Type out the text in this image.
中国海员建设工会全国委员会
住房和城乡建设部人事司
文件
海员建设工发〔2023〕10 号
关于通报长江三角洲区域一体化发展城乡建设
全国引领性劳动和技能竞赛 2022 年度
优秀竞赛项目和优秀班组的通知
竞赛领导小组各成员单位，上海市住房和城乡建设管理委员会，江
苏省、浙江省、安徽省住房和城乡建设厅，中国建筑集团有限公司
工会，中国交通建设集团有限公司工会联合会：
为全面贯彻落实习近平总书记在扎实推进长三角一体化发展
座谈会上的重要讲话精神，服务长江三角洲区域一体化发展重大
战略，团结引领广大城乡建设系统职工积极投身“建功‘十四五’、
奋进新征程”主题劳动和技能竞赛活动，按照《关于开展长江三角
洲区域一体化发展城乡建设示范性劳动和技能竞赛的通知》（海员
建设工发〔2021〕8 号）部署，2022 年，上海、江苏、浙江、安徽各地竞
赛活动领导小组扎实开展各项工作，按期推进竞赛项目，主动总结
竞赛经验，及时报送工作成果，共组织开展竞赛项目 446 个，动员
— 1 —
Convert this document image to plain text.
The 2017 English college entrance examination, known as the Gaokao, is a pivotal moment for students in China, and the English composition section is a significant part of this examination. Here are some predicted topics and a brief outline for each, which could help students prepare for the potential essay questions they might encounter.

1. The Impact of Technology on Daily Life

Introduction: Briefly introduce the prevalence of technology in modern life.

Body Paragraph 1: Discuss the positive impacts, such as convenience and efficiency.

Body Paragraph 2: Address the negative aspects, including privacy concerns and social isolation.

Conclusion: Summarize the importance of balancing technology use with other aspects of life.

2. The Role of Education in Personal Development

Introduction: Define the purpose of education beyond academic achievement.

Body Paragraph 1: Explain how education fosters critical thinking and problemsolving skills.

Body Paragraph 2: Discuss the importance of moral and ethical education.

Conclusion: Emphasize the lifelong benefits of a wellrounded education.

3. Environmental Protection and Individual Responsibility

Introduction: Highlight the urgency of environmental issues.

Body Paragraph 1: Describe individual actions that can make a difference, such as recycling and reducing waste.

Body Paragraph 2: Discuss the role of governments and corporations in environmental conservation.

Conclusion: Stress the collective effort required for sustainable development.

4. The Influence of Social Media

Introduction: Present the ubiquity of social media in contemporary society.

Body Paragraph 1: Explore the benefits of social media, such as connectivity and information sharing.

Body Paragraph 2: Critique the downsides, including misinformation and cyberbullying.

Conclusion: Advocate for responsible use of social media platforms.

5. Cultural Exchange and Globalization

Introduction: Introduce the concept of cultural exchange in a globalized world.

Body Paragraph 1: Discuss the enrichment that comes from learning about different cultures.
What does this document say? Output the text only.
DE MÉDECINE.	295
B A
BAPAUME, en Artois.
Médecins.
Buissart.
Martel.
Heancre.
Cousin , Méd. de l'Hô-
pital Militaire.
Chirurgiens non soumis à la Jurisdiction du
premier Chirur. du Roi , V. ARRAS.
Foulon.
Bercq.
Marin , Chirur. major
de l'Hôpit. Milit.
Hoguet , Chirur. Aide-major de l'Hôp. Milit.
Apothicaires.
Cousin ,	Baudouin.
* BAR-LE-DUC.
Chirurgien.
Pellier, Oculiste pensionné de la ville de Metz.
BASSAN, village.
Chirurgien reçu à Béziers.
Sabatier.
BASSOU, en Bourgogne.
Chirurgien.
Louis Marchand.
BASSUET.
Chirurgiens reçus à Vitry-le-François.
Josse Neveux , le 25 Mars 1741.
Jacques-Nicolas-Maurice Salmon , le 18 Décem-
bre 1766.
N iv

**WHAT IS ASKED:** Take the line that contains "What does this" and each line after it down to the last of the records, and retype them exactly; add nothing else.

**EXERCISE SOLUTION:**
What does this document say? Output the text only.
DE MÉDECINE.	295
B A
BAPAUME, en Artois.
Médecins.
Buissart.
Martel.
Heancre.
Cousin , Méd. de l'Hô-
pital Militaire.
Chirurgiens non soumis à la Jurisdiction du
premier Chirur. du Roi , V. ARRAS.
Foulon.
Bercq.
Marin , Chirur. major
de l'Hôpit. Milit.
Hoguet , Chirur. Aide-major de l'Hôp. Milit.
Apothicaires.
Cousin ,	Baudouin.
* BAR-LE-DUC.
Chirurgien.
Pellier, Oculiste pensionné de la ville de Metz.
BASSAN, village.
Chirurgien reçu à Béziers.
Sabatier.
BASSOU, en Bourgogne.
Chirurgien.
Louis Marchand.
BASSUET.
Chirurgiens reçus à Vitry-le-François.
Josse Neveux , le 25 Mars 1741.
Jacques-Nicolas-Maurice Salmon , le 18 Décem-
bre 1766.
N iv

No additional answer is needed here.